## EXERCISE
Hunt for the word "môžu" across the entries below, copying each line that holds it.

## RECORD EXCERPTS
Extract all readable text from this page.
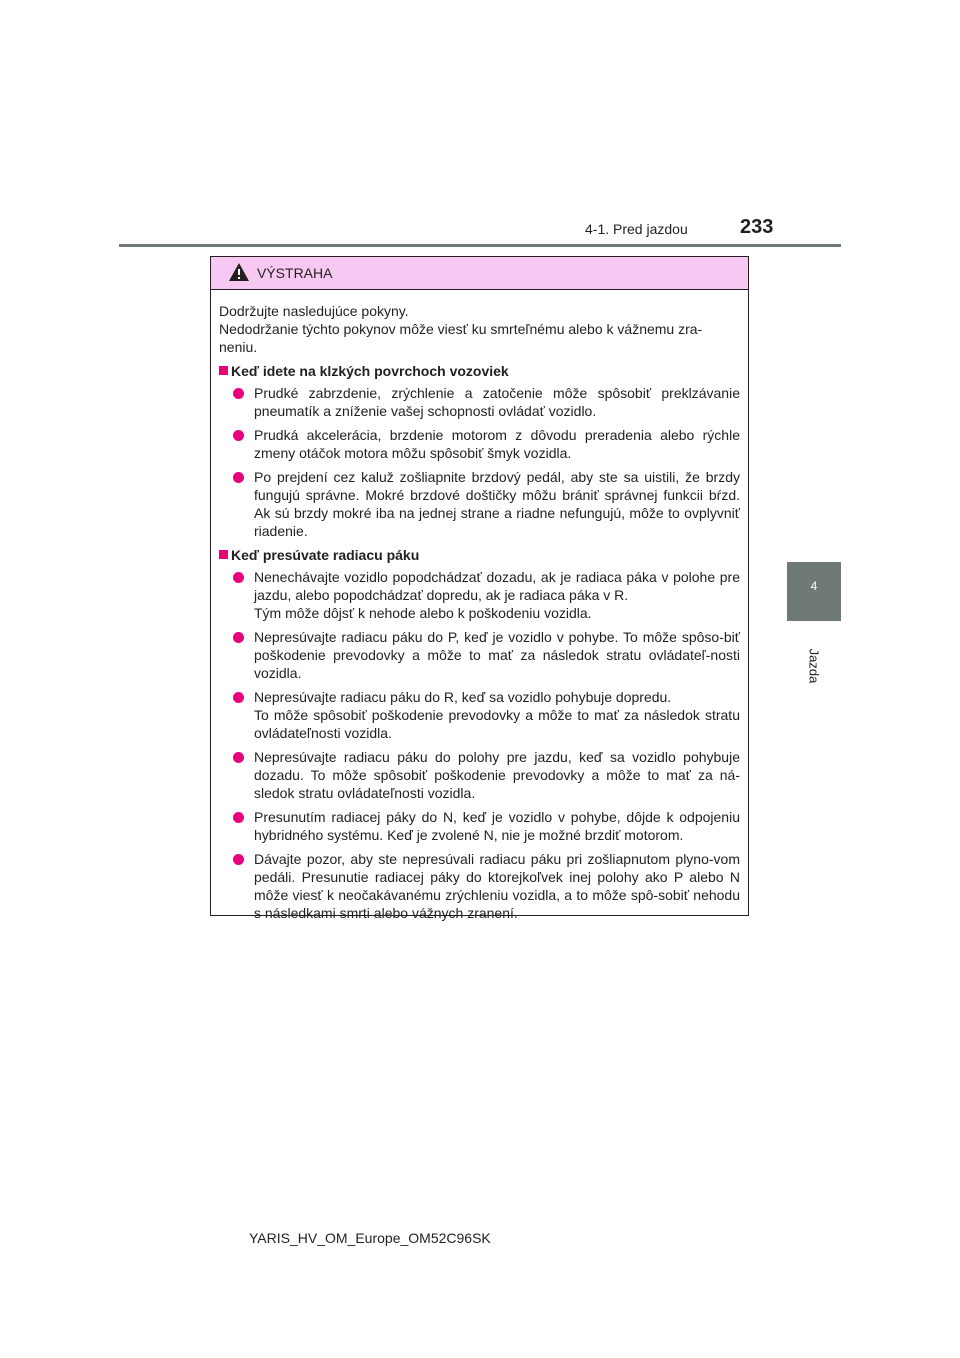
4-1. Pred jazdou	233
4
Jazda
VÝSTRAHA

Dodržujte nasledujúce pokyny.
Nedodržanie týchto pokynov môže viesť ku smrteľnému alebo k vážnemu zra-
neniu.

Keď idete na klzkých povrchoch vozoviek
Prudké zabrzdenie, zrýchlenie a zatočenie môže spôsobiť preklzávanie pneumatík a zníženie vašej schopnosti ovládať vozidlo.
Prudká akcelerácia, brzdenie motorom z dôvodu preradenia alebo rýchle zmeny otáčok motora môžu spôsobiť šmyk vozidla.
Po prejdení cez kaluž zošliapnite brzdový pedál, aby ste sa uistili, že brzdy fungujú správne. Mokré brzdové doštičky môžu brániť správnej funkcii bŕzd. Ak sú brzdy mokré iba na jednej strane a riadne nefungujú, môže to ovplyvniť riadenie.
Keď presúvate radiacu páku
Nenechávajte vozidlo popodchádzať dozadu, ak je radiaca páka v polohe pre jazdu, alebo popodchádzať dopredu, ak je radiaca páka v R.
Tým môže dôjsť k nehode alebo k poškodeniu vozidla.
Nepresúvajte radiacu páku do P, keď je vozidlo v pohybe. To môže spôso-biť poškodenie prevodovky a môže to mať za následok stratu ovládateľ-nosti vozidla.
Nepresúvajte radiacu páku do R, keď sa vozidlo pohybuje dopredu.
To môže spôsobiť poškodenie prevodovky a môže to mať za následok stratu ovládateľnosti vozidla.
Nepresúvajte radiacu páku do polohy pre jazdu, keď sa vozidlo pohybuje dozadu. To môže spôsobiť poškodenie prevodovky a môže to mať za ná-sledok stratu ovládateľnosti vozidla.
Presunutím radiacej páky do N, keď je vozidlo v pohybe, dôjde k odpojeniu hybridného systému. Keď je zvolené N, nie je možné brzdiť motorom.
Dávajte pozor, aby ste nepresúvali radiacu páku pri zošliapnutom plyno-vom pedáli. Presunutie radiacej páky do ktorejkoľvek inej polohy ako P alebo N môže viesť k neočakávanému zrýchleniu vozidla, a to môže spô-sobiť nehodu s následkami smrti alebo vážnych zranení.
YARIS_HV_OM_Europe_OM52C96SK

## EXPECTED ANSWER
Prudká akcelerácia, brzdenie motorom z dôvodu preradenia alebo rýchle zmeny otáčok motora môžu spôsobiť šmyk vozidla.
Po prejdení cez kaluž zošliapnite brzdový pedál, aby ste sa uistili, že brzdy fungujú správne. Mokré brzdové doštičky môžu brániť správnej funkcii bŕzd. Ak sú brzdy mokré iba na jednej strane a riadne nefungujú, môže to ovplyvniť riadenie.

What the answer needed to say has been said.